--- EXERCISE TASK ---
Report back each line of the records that contains the string "Read".

--- DATA TO USE ---
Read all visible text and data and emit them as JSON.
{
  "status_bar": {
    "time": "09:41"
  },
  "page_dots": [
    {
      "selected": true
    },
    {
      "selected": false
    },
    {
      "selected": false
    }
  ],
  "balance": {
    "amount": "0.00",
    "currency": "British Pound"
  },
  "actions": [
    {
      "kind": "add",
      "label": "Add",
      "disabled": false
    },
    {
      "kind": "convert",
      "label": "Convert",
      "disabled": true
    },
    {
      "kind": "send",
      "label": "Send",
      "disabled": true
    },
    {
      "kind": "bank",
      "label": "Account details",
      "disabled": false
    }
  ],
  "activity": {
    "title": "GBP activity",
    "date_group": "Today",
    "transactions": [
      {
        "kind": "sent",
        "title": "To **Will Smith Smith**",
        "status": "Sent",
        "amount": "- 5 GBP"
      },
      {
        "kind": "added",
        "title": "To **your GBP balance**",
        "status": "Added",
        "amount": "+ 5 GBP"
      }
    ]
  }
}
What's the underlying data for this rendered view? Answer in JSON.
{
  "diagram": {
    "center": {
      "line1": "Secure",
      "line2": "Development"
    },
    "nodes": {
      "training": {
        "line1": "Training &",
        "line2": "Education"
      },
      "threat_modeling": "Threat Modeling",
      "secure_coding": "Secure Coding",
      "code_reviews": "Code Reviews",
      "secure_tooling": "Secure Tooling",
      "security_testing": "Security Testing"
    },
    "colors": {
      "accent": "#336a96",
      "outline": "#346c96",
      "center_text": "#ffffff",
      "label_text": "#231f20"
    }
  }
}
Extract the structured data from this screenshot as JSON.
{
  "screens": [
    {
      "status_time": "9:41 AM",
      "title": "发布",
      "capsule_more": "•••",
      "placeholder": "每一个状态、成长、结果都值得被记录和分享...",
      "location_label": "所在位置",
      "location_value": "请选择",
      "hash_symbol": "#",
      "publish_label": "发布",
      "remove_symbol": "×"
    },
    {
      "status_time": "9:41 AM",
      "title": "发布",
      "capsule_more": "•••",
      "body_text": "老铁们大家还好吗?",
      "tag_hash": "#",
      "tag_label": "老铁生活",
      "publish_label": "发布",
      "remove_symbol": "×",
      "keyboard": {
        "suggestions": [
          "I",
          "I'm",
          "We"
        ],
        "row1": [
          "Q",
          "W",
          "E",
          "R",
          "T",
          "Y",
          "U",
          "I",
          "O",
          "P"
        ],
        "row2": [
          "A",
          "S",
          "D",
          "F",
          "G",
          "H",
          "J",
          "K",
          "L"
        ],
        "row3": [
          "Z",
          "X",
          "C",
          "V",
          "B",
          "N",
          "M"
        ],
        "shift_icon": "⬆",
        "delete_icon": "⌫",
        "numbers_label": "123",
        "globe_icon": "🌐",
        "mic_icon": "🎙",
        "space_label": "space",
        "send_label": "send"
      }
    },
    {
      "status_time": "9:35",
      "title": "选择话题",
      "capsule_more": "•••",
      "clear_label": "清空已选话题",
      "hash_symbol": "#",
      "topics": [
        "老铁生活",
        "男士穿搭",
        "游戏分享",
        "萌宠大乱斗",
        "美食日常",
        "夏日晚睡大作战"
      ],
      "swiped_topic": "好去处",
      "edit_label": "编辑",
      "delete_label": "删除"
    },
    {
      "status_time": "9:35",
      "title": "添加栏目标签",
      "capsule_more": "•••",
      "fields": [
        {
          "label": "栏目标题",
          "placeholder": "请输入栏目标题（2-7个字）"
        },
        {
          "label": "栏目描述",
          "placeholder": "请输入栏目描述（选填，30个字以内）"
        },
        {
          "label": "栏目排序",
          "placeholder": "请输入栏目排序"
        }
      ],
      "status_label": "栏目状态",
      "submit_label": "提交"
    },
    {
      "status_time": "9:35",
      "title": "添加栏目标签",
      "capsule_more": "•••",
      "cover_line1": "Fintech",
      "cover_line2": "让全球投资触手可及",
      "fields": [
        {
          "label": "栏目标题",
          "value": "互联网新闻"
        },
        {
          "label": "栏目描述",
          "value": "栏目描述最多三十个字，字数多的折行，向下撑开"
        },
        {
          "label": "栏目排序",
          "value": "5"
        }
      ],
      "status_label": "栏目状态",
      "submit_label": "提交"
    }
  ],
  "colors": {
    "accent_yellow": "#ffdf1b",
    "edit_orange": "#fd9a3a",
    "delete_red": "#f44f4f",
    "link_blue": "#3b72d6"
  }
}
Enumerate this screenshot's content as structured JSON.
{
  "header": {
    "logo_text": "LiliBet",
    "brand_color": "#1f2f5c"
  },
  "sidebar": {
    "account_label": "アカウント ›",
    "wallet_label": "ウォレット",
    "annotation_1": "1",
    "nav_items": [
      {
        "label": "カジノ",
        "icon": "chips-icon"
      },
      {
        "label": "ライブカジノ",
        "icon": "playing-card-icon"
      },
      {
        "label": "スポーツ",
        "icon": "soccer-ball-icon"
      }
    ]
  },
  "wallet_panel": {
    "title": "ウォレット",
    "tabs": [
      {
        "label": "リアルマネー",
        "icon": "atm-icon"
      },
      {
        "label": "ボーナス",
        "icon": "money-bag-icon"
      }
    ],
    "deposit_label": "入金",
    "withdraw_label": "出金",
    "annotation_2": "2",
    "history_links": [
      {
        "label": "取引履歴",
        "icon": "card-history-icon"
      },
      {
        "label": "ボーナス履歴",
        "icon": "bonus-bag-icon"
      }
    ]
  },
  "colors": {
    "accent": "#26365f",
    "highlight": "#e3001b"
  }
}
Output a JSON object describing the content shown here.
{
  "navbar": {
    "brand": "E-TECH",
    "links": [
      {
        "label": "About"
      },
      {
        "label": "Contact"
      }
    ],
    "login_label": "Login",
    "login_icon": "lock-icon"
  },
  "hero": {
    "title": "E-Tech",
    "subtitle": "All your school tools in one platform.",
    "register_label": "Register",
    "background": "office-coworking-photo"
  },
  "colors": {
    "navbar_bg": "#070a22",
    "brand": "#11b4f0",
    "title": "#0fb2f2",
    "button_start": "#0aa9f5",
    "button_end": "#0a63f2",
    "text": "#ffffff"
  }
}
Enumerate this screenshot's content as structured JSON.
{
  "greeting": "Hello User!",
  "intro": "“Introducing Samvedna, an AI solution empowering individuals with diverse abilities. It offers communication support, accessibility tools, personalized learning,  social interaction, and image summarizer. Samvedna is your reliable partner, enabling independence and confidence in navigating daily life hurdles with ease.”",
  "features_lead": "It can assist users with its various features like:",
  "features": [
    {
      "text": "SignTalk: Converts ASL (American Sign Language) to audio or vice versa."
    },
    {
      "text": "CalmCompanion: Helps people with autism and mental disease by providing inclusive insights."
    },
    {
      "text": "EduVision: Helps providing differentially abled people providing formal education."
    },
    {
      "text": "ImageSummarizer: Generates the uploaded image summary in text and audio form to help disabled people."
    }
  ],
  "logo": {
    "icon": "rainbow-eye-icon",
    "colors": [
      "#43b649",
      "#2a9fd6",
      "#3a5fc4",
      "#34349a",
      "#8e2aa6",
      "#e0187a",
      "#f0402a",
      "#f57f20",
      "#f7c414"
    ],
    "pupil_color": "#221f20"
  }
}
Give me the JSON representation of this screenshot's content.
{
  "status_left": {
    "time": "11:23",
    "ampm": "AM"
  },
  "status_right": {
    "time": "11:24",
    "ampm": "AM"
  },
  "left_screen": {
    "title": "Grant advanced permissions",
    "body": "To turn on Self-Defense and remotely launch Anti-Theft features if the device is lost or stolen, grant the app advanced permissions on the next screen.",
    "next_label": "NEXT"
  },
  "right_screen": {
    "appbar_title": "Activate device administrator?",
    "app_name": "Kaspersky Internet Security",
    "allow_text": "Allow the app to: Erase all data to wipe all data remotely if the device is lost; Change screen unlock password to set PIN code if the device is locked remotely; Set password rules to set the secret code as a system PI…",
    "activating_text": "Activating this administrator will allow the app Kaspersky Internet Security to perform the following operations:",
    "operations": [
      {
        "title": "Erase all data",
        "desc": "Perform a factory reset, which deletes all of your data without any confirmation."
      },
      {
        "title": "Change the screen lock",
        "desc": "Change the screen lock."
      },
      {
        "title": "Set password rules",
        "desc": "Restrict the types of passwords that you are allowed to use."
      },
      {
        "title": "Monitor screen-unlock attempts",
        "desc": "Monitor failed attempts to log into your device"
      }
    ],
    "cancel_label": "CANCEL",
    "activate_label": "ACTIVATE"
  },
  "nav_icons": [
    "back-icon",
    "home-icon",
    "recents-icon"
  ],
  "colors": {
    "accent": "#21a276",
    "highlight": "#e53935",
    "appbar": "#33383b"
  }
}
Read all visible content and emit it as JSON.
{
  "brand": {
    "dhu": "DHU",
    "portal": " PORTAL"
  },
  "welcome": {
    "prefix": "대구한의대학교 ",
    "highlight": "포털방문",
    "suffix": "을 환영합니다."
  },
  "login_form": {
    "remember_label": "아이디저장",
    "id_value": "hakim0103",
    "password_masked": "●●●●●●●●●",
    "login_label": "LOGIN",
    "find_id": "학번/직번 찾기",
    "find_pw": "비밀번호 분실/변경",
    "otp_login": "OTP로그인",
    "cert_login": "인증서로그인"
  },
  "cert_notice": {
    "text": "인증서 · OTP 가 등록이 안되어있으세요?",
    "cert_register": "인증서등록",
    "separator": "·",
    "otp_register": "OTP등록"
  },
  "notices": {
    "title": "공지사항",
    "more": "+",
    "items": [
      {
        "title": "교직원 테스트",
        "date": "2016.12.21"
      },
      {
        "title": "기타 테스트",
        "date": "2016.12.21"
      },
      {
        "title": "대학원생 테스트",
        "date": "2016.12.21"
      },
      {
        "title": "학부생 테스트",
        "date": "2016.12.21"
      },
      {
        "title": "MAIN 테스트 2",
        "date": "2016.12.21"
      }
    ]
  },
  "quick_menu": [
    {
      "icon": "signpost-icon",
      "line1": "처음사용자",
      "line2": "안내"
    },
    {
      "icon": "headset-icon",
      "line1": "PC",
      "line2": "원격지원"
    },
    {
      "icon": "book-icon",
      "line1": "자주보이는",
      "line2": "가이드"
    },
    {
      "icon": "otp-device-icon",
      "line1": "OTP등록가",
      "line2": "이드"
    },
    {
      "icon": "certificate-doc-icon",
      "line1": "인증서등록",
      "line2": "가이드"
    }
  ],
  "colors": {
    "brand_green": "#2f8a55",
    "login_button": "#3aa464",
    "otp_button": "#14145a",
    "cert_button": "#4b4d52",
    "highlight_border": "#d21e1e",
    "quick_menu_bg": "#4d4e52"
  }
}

--- ANSWER ---
Read all visible text and data and emit them as JSON.
Read all visible content and emit it as JSON.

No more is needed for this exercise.